WHAT THIS TASK INVOLVES » Out of the lines below, please list those that hold the string "wish".

DATA PROVIDED »
****

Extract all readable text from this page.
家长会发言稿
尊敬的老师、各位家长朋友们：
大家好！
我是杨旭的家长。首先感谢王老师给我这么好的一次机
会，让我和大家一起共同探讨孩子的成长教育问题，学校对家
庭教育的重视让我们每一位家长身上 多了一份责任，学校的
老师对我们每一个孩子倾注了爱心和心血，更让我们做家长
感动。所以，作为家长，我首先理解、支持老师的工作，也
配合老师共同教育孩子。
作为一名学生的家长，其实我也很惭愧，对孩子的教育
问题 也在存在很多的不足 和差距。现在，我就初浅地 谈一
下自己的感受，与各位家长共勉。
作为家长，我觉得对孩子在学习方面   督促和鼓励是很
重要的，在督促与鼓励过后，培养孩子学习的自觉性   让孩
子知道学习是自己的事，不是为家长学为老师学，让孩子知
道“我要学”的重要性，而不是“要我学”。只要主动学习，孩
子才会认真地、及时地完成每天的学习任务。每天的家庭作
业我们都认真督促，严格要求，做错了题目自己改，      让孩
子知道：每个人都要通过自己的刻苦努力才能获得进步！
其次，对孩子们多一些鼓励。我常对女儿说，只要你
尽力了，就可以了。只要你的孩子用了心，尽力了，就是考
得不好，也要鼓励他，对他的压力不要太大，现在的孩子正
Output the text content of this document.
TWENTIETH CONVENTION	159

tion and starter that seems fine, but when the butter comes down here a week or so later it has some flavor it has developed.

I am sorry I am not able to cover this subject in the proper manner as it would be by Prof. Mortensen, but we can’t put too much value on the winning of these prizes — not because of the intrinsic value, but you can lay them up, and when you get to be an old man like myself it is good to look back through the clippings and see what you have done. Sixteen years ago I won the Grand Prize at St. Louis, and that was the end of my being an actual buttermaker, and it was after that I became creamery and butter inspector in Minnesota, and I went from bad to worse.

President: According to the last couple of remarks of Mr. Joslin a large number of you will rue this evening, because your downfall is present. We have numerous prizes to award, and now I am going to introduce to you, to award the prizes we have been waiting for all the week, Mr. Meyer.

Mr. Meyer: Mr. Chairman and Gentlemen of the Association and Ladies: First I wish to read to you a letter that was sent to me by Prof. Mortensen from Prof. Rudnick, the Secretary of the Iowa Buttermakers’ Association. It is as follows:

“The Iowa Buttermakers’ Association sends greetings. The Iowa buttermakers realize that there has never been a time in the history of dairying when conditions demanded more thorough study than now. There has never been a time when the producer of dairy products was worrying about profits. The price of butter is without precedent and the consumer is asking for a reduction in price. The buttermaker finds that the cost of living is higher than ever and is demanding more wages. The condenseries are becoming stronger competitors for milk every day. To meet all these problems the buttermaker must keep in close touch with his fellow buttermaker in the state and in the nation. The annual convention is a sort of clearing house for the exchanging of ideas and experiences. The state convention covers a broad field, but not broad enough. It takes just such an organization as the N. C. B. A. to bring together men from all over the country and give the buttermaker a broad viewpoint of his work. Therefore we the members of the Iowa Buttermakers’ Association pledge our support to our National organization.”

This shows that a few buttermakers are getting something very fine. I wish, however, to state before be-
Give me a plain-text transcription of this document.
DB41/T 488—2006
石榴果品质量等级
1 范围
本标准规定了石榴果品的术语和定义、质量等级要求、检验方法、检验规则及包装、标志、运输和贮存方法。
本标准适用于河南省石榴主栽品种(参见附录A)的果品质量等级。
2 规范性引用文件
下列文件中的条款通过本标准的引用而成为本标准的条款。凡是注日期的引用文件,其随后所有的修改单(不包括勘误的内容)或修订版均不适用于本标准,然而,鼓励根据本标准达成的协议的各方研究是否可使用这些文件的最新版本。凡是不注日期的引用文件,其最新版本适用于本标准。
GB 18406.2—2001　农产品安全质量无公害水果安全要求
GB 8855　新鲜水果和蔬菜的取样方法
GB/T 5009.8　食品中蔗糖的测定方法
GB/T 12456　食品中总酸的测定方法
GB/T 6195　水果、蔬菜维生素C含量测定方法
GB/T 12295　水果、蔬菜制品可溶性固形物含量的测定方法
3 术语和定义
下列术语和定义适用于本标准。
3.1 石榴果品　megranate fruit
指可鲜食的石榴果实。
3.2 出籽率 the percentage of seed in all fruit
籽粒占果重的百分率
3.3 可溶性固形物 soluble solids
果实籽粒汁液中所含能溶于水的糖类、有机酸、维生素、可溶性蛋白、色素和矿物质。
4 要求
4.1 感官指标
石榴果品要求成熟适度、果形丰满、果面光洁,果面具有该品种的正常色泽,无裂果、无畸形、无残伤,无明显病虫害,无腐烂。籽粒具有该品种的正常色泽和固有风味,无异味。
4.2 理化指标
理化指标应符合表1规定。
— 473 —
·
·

****

REPLY »
Mr. Meyer: Mr. Chairman and Gentlemen of the Association and Ladies: First I wish to read to you a letter that was sent to me by Prof. Mortensen from Prof. Rudnick, the Secretary of the Iowa Buttermakers’ Association. It is as follows:
This shows that a few buttermakers are getting something very fine. I wish, however, to state before be-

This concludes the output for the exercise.